───── DATA PROVIDED

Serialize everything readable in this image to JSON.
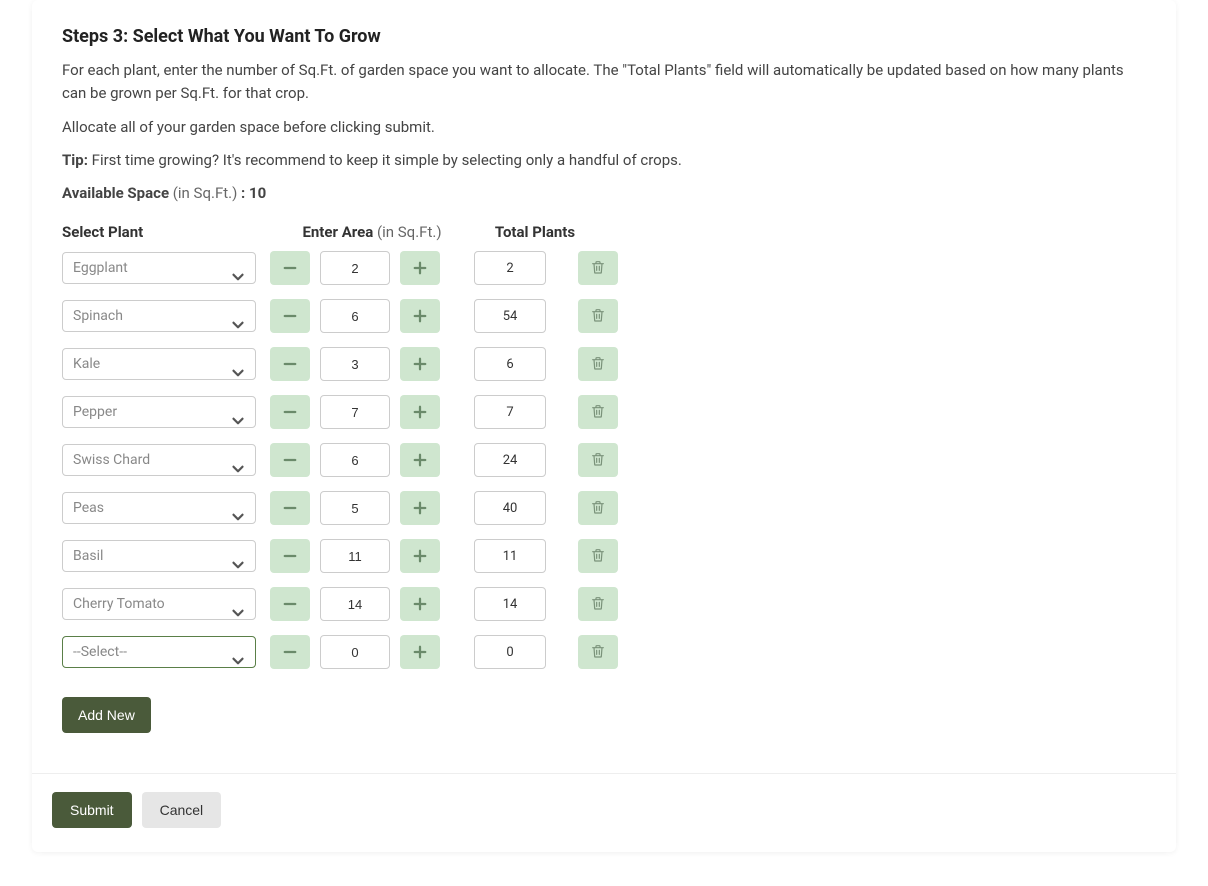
{
  "header": {
    "title": "Steps 3: Select What You Want To Grow"
  },
  "intro": {
    "p1": "For each plant, enter the number of Sq.Ft. of garden space you want to allocate. The \"Total Plants\" field will automatically be updated based on how many plants can be grown per Sq.Ft. for that crop.",
    "p2": "Allocate all of your garden space before clicking submit.",
    "tip_label": "Tip:",
    "tip_text": " First time growing? It's recommend to keep it simple by selecting only a handful of crops.",
    "avail_label": "Available Space",
    "avail_unit": " (in Sq.Ft.) ",
    "avail_sep": ": ",
    "avail_value": "10"
  },
  "columns": {
    "plant": "Select Plant",
    "area_label": "Enter Area",
    "area_unit": " (in Sq.Ft.)",
    "total": "Total Plants"
  },
  "rows": [
    {
      "plant": "Eggplant",
      "area": "2",
      "total": "2",
      "active": false
    },
    {
      "plant": "Spinach",
      "area": "6",
      "total": "54",
      "active": false
    },
    {
      "plant": "Kale",
      "area": "3",
      "total": "6",
      "active": false
    },
    {
      "plant": "Pepper",
      "area": "7",
      "total": "7",
      "active": false
    },
    {
      "plant": "Swiss Chard",
      "area": "6",
      "total": "24",
      "active": false
    },
    {
      "plant": "Peas",
      "area": "5",
      "total": "40",
      "active": false
    },
    {
      "plant": "Basil",
      "area": "11",
      "total": "11",
      "active": false
    },
    {
      "plant": "Cherry Tomato",
      "area": "14",
      "total": "14",
      "active": false
    },
    {
      "plant": "--Select--",
      "area": "0",
      "total": "0",
      "active": true
    }
  ],
  "buttons": {
    "add": "Add New",
    "submit": "Submit",
    "cancel": "Cancel"
  }
}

──────────

▸ **WORK TO BE COMPLETED**:
Within the material above, find the lines that contain the word "submit"; copy them.

▸ **PROBLEM SOLUTION**:
    "p2": "Allocate all of your garden space before clicking submit.",
    "submit": "Submit",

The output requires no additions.